» **TASK TO CARRY OUT**:
Scan the data below and pick out the lines containing the word "component".

((

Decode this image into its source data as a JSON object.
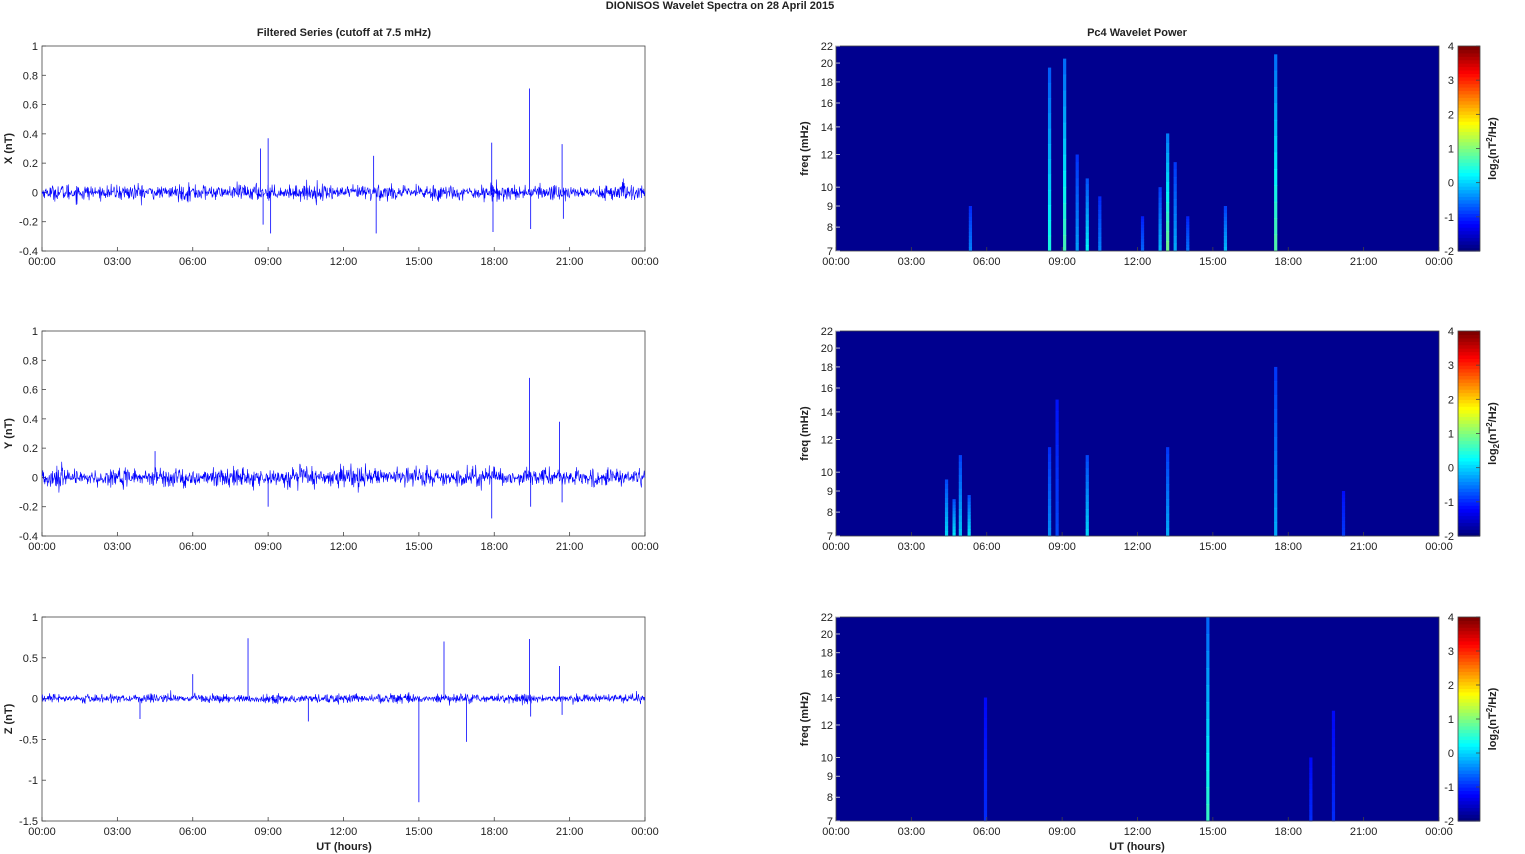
{
  "figure": {
    "suptitle": "DIONISOS Wavelet Spectra on 28 April     2015",
    "left_title": "Filtered Series (cutoff at 7.5 mHz)",
    "right_title": "Pc4 Wavelet Power",
    "xlabel": "UT (hours)"
  },
  "colors": {
    "series_blue": "#0000ff",
    "spectrum_background": "#00008f",
    "axis": "#444444"
  },
  "chart_data": [
    {
      "type": "line",
      "name": "x-component",
      "ylabel": "X (nT)",
      "xlim": [
        0,
        24
      ],
      "x_ticks": [
        "00:00",
        "03:00",
        "06:00",
        "09:00",
        "12:00",
        "15:00",
        "18:00",
        "21:00",
        "00:00"
      ],
      "ylim": [
        -0.4,
        1
      ],
      "y_ticks": [
        "-0.4",
        "-0.2",
        "0",
        "0.2",
        "0.4",
        "0.6",
        "0.8",
        "1"
      ],
      "noise_amplitude": 0.05,
      "spikes": [
        {
          "x": 8.7,
          "y": 0.3
        },
        {
          "x": 8.8,
          "y": -0.22
        },
        {
          "x": 9.0,
          "y": 0.37
        },
        {
          "x": 9.1,
          "y": -0.28
        },
        {
          "x": 13.2,
          "y": 0.25
        },
        {
          "x": 13.3,
          "y": -0.28
        },
        {
          "x": 17.9,
          "y": 0.34
        },
        {
          "x": 17.95,
          "y": -0.27
        },
        {
          "x": 19.4,
          "y": 0.71
        },
        {
          "x": 19.45,
          "y": -0.25
        },
        {
          "x": 20.7,
          "y": 0.33
        },
        {
          "x": 20.75,
          "y": -0.18
        }
      ]
    },
    {
      "type": "line",
      "name": "y-component",
      "ylabel": "Y (nT)",
      "xlim": [
        0,
        24
      ],
      "x_ticks": [
        "00:00",
        "03:00",
        "06:00",
        "09:00",
        "12:00",
        "15:00",
        "18:00",
        "21:00",
        "00:00"
      ],
      "ylim": [
        -0.4,
        1
      ],
      "y_ticks": [
        "-0.4",
        "-0.2",
        "0",
        "0.2",
        "0.4",
        "0.6",
        "0.8",
        "1"
      ],
      "noise_amplitude": 0.06,
      "spikes": [
        {
          "x": 17.9,
          "y": -0.28
        },
        {
          "x": 19.4,
          "y": 0.68
        },
        {
          "x": 19.45,
          "y": -0.2
        },
        {
          "x": 20.6,
          "y": 0.38
        },
        {
          "x": 20.7,
          "y": -0.17
        },
        {
          "x": 4.5,
          "y": 0.18
        },
        {
          "x": 9.0,
          "y": -0.2
        }
      ]
    },
    {
      "type": "line",
      "name": "z-component",
      "ylabel": "Z (nT)",
      "xlim": [
        0,
        24
      ],
      "x_ticks": [
        "00:00",
        "03:00",
        "06:00",
        "09:00",
        "12:00",
        "15:00",
        "18:00",
        "21:00",
        "00:00"
      ],
      "ylim": [
        -1.5,
        1
      ],
      "y_ticks": [
        "-1.5",
        "-1",
        "-0.5",
        "0",
        "0.5",
        "1"
      ],
      "noise_amplitude": 0.05,
      "spikes": [
        {
          "x": 3.9,
          "y": -0.25
        },
        {
          "x": 6.0,
          "y": 0.3
        },
        {
          "x": 8.2,
          "y": 0.74
        },
        {
          "x": 10.6,
          "y": -0.28
        },
        {
          "x": 15.0,
          "y": -1.27
        },
        {
          "x": 16.0,
          "y": 0.7
        },
        {
          "x": 16.9,
          "y": -0.53
        },
        {
          "x": 19.4,
          "y": 0.73
        },
        {
          "x": 19.45,
          "y": -0.22
        },
        {
          "x": 20.6,
          "y": 0.4
        },
        {
          "x": 20.7,
          "y": -0.2
        }
      ]
    },
    {
      "type": "heatmap",
      "name": "x-spectrum",
      "ylabel": "freq (mHz)",
      "xlim": [
        0,
        24
      ],
      "x_ticks": [
        "00:00",
        "03:00",
        "06:00",
        "09:00",
        "12:00",
        "15:00",
        "18:00",
        "21:00",
        "00:00"
      ],
      "y_scale": "log",
      "ylim": [
        7,
        22
      ],
      "y_ticks": [
        7,
        8,
        9,
        10,
        12,
        14,
        16,
        18,
        20,
        22
      ],
      "colorbar_label": "log2(nT2/Hz)",
      "colorbar_ticks": [
        "-2",
        "-1",
        "0",
        "1",
        "2",
        "3",
        "4"
      ],
      "colorbar_range": [
        -2,
        4
      ],
      "features": [
        {
          "x": 5.35,
          "fmax": 9.0,
          "level": -1.0
        },
        {
          "x": 8.5,
          "fmax": 19.5,
          "level": 0.0
        },
        {
          "x": 9.1,
          "fmax": 20.5,
          "level": 0.3
        },
        {
          "x": 9.6,
          "fmax": 12.0,
          "level": -0.8
        },
        {
          "x": 10.0,
          "fmax": 10.5,
          "level": -0.2
        },
        {
          "x": 10.5,
          "fmax": 9.5,
          "level": -1.0
        },
        {
          "x": 12.2,
          "fmax": 8.5,
          "level": -1.2
        },
        {
          "x": 12.9,
          "fmax": 10.0,
          "level": -0.6
        },
        {
          "x": 13.2,
          "fmax": 13.5,
          "level": 0.6
        },
        {
          "x": 13.5,
          "fmax": 11.5,
          "level": -0.7
        },
        {
          "x": 14.0,
          "fmax": 8.5,
          "level": -1.1
        },
        {
          "x": 15.5,
          "fmax": 9.0,
          "level": -0.6
        },
        {
          "x": 17.5,
          "fmax": 21.0,
          "level": 0.4
        }
      ]
    },
    {
      "type": "heatmap",
      "name": "y-spectrum",
      "ylabel": "freq (mHz)",
      "xlim": [
        0,
        24
      ],
      "x_ticks": [
        "00:00",
        "03:00",
        "06:00",
        "09:00",
        "12:00",
        "15:00",
        "18:00",
        "21:00",
        "00:00"
      ],
      "y_scale": "log",
      "ylim": [
        7,
        22
      ],
      "y_ticks": [
        7,
        8,
        9,
        10,
        12,
        14,
        16,
        18,
        20,
        22
      ],
      "colorbar_label": "log2(nT2/Hz)",
      "colorbar_ticks": [
        "-2",
        "-1",
        "0",
        "1",
        "2",
        "3",
        "4"
      ],
      "colorbar_range": [
        -2,
        4
      ],
      "features": [
        {
          "x": 4.4,
          "fmax": 9.6,
          "level": -0.4
        },
        {
          "x": 4.7,
          "fmax": 8.6,
          "level": -0.3
        },
        {
          "x": 4.95,
          "fmax": 11.0,
          "level": -0.5
        },
        {
          "x": 5.3,
          "fmax": 8.8,
          "level": -0.3
        },
        {
          "x": 8.5,
          "fmax": 11.5,
          "level": -0.9
        },
        {
          "x": 8.8,
          "fmax": 15.0,
          "level": -1.4
        },
        {
          "x": 10.0,
          "fmax": 11.0,
          "level": -0.4
        },
        {
          "x": 13.2,
          "fmax": 11.5,
          "level": -0.7
        },
        {
          "x": 17.5,
          "fmax": 18.0,
          "level": -0.7
        },
        {
          "x": 20.2,
          "fmax": 9.0,
          "level": -1.5
        }
      ]
    },
    {
      "type": "heatmap",
      "name": "z-spectrum",
      "ylabel": "freq (mHz)",
      "xlim": [
        0,
        24
      ],
      "x_ticks": [
        "00:00",
        "03:00",
        "06:00",
        "09:00",
        "12:00",
        "15:00",
        "18:00",
        "21:00",
        "00:00"
      ],
      "y_scale": "log",
      "ylim": [
        7,
        22
      ],
      "y_ticks": [
        7,
        8,
        9,
        10,
        12,
        14,
        16,
        18,
        20,
        22
      ],
      "colorbar_label": "log2(nT2/Hz)",
      "colorbar_ticks": [
        "-2",
        "-1",
        "0",
        "1",
        "2",
        "3",
        "4"
      ],
      "colorbar_range": [
        -2,
        4
      ],
      "features": [
        {
          "x": 5.95,
          "fmax": 14.0,
          "level": -1.6
        },
        {
          "x": 14.8,
          "fmax": 22.0,
          "level": 0.2
        },
        {
          "x": 18.9,
          "fmax": 10.0,
          "level": -1.6
        },
        {
          "x": 19.8,
          "fmax": 13.0,
          "level": -1.6
        }
      ]
    }
  ]
}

))

» **WRITTEN ANSWER**:
      "name": "x-component",
      "name": "y-component",
      "name": "z-component",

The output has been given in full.